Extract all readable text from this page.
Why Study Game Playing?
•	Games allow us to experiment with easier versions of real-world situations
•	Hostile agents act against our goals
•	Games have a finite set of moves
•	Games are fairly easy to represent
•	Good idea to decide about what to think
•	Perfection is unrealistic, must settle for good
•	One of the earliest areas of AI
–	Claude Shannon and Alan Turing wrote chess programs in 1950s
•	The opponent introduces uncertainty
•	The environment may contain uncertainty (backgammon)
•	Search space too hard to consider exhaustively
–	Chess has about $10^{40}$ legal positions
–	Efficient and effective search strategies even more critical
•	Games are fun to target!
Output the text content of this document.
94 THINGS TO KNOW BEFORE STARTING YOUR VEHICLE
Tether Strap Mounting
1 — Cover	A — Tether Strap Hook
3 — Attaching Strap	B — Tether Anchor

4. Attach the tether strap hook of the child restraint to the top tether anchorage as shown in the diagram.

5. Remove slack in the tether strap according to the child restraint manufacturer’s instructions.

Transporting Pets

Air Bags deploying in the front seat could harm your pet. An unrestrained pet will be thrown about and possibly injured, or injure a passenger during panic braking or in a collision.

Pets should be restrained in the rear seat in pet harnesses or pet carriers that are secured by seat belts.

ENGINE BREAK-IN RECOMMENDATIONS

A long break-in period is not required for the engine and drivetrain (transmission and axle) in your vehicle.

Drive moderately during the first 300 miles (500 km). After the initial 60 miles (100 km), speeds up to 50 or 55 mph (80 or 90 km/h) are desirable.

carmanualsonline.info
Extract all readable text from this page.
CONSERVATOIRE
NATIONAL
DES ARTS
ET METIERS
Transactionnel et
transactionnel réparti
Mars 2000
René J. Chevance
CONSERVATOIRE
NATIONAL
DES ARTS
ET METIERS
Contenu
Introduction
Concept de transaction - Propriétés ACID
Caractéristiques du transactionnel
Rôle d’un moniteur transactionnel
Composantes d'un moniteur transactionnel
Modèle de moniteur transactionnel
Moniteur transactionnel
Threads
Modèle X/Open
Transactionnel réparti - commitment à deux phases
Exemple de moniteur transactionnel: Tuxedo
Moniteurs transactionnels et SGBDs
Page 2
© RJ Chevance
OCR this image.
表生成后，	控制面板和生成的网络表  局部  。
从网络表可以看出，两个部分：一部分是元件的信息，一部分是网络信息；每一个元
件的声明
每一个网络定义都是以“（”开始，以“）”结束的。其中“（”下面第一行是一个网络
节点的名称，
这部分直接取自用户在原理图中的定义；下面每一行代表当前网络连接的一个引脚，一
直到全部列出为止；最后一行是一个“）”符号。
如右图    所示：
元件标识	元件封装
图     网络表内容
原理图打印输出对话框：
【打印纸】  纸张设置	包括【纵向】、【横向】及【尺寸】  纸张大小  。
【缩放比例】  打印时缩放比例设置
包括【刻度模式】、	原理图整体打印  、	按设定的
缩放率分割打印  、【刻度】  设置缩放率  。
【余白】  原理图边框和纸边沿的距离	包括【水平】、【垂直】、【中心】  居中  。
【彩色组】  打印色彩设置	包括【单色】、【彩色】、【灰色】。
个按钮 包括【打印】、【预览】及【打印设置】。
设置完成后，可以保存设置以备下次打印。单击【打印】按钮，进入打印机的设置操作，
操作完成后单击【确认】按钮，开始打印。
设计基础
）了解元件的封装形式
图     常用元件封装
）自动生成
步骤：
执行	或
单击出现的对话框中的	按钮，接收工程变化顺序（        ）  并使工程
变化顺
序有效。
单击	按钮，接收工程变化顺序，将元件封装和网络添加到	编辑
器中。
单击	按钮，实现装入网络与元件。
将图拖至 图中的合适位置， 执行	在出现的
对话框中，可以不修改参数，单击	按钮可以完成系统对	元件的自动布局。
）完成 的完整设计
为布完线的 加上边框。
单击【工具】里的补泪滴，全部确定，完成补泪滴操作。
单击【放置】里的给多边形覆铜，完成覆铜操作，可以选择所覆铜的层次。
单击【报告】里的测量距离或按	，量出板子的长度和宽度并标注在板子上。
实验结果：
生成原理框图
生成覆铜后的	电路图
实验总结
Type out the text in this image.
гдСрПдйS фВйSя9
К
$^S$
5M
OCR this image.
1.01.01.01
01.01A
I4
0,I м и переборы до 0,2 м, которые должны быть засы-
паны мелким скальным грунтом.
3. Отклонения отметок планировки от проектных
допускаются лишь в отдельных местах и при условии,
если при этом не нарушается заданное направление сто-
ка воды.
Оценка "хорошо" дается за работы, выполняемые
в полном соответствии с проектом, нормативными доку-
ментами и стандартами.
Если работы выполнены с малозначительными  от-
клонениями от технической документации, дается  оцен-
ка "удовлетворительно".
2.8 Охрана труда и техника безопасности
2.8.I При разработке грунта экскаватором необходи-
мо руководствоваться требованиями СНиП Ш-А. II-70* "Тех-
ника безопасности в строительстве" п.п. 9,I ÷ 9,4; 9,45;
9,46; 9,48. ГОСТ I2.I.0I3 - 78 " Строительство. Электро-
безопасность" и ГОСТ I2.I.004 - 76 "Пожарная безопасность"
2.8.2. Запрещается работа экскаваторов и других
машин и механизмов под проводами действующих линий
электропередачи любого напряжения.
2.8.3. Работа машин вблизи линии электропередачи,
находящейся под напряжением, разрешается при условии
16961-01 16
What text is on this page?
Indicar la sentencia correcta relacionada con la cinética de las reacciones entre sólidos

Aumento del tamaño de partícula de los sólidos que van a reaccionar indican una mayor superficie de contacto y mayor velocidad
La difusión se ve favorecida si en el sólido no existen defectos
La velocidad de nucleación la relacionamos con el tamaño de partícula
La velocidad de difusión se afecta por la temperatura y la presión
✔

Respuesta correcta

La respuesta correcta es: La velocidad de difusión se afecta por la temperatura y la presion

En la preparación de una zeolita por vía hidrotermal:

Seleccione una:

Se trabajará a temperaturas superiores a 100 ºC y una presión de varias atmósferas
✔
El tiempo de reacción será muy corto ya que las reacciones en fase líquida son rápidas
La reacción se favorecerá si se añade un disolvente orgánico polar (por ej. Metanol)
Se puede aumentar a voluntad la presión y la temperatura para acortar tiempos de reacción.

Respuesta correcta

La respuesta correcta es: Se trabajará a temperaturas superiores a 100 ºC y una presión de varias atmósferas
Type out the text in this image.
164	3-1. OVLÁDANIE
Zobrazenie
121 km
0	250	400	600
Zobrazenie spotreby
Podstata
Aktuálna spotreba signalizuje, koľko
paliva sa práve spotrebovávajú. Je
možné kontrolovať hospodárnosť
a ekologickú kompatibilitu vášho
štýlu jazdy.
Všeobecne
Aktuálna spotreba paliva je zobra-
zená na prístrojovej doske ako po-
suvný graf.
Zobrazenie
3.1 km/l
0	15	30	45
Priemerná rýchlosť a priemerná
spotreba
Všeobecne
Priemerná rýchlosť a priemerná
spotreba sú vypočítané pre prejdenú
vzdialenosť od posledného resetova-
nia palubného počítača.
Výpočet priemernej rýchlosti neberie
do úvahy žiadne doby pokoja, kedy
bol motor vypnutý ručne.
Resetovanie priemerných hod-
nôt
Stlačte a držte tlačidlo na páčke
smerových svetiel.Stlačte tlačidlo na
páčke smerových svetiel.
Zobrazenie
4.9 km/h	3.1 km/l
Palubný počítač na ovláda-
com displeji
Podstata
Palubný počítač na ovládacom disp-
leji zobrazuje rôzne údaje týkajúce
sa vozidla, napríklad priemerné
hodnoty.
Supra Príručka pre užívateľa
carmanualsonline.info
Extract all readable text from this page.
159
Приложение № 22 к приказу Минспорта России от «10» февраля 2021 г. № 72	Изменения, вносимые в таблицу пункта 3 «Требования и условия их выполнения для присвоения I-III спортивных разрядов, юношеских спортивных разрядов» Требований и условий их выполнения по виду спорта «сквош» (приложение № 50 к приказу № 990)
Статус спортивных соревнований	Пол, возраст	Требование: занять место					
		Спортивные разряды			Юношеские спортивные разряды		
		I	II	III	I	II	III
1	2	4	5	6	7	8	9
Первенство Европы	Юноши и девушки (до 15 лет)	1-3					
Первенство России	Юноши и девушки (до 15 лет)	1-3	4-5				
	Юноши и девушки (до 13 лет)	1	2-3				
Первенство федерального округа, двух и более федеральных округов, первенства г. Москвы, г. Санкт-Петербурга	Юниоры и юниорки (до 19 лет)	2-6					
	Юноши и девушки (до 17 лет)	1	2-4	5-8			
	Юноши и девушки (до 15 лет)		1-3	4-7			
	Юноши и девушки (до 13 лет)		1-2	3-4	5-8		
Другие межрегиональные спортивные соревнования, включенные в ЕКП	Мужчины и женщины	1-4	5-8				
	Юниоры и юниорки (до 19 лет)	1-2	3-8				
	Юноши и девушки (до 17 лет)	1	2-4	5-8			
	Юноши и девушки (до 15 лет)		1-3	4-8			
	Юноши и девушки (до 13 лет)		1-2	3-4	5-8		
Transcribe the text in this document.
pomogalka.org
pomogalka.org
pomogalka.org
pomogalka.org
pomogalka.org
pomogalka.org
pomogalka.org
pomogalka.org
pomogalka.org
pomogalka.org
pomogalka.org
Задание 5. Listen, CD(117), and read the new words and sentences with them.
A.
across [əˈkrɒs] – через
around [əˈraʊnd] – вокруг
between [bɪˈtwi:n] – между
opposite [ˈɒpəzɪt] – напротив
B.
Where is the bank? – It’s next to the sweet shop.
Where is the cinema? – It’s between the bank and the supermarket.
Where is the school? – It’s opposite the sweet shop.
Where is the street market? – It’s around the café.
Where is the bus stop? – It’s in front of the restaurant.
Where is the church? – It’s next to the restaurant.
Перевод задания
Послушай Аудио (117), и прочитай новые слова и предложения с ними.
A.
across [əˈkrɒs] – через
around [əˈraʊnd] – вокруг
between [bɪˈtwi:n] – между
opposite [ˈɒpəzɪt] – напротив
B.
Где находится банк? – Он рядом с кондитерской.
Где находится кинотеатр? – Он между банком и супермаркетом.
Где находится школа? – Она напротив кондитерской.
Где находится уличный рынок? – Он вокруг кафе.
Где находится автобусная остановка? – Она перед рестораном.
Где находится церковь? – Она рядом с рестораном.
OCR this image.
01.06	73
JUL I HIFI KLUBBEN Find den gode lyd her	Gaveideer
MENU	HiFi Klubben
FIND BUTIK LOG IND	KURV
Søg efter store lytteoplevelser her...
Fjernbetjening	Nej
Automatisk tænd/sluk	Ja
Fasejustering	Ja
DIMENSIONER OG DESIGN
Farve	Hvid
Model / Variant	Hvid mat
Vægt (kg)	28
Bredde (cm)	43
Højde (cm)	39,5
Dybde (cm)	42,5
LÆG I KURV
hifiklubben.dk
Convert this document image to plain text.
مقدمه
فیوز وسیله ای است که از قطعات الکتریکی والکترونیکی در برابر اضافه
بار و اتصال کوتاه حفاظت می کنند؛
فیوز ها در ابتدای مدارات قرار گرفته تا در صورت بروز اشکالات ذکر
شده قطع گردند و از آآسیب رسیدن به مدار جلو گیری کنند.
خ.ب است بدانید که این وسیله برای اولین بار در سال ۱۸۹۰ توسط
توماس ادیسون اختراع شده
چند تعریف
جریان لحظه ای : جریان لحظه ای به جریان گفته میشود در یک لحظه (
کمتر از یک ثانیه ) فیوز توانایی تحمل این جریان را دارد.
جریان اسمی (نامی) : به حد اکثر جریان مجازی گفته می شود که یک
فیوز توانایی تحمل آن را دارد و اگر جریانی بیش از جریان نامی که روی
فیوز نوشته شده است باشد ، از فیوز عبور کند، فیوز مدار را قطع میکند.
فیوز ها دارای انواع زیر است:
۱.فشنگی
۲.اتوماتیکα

Aim of the task: Pick out, from the lines above, every one that contains the string "دارد".

Output:
کمتر از یک ثانیه ) فیوز توانایی تحمل این جریان را دارد.
فیوز توانایی تحمل آن را دارد و اگر جریانی بیش از جریان نامی که روی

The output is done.